**WORK INSTRUCTIONS**
Transcribe each record below word for word.

**RAW DATA**
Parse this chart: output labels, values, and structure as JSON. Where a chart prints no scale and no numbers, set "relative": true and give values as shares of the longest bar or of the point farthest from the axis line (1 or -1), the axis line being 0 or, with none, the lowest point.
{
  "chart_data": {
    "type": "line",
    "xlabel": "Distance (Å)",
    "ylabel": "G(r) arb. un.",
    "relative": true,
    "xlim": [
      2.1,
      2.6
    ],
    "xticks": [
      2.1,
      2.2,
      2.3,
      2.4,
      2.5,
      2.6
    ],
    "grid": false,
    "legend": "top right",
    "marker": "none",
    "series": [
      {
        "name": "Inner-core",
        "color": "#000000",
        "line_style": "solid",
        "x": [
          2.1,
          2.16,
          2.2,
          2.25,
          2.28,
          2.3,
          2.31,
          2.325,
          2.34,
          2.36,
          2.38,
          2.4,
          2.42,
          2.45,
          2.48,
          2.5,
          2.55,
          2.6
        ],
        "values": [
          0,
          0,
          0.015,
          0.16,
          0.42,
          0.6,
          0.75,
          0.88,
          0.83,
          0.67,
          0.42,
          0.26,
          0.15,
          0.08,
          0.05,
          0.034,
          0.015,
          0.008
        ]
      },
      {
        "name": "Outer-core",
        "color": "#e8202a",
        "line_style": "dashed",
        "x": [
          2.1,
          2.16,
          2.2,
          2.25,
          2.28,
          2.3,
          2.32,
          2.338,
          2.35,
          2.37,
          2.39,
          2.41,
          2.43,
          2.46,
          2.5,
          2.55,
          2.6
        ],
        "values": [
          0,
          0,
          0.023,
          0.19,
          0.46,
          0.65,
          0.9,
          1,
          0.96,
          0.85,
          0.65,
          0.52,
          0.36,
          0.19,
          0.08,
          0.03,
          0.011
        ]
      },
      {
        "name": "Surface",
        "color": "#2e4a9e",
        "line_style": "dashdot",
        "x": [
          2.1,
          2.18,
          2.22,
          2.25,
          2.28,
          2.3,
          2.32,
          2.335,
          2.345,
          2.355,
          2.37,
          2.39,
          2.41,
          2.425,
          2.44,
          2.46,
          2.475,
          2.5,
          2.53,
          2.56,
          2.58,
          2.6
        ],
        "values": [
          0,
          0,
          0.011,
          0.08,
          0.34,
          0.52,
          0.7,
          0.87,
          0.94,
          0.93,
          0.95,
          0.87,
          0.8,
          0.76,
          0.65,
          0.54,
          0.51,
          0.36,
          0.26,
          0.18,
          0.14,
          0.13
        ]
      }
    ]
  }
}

**RESPONSE BELOW**
Parse this chart: output labels, values, and structure as JSON. Where a chart prints no scale and no numbers, set "relative": true and give values as shares of the longest bar or of the point farthest from the axis line (1 or -1), the axis line being 0 or, with none, the lowest point.
{
  "chart_data": {
    "type": "line",
    "xlabel": "Distance (Å)",
    "ylabel": "G(r) arb. un.",
    "relative": true,
    "xlim": [
      2.1,
      2.6
    ],
    "xticks": [
      2.1,
      2.2,
      2.3,
      2.4,
      2.5,
      2.6
    ],
    "grid": false,
    "legend": "top right",
    "marker": "none",
    "series": [
      {
        "name": "Inner-core",
        "color": "#000000",
        "line_style": "solid",
        "x": [
          2.1,
          2.16,
          2.2,
          2.25,
          2.28,
          2.3,
          2.31,
          2.325,
          2.34,
          2.36,
          2.38,
          2.4,
          2.42,
          2.45,
          2.48,
          2.5,
          2.55,
          2.6
        ],
        "values": [
          0,
          0,
          0.015,
          0.16,
          0.42,
          0.6,
          0.75,
          0.88,
          0.83,
          0.67,
          0.42,
          0.26,
          0.15,
          0.08,
          0.05,
          0.034,
          0.015,
          0.008
        ]
      },
      {
        "name": "Outer-core",
        "color": "#e8202a",
        "line_style": "dashed",
        "x": [
          2.1,
          2.16,
          2.2,
          2.25,
          2.28,
          2.3,
          2.32,
          2.338,
          2.35,
          2.37,
          2.39,
          2.41,
          2.43,
          2.46,
          2.5,
          2.55,
          2.6
        ],
        "values": [
          0,
          0,
          0.023,
          0.19,
          0.46,
          0.65,
          0.9,
          1,
          0.96,
          0.85,
          0.65,
          0.52,
          0.36,
          0.19,
          0.08,
          0.03,
          0.011
        ]
      },
      {
        "name": "Surface",
        "color": "#2e4a9e",
        "line_style": "dashdot",
        "x": [
          2.1,
          2.18,
          2.22,
          2.25,
          2.28,
          2.3,
          2.32,
          2.335,
          2.345,
          2.355,
          2.37,
          2.39,
          2.41,
          2.425,
          2.44,
          2.46,
          2.475,
          2.5,
          2.53,
          2.56,
          2.58,
          2.6
        ],
        "values": [
          0,
          0,
          0.011,
          0.08,
          0.34,
          0.52,
          0.7,
          0.87,
          0.94,
          0.93,
          0.95,
          0.87,
          0.8,
          0.76,
          0.65,
          0.54,
          0.51,
          0.36,
          0.26,
          0.18,
          0.14,
          0.13
        ]
      }
    ]
  }
}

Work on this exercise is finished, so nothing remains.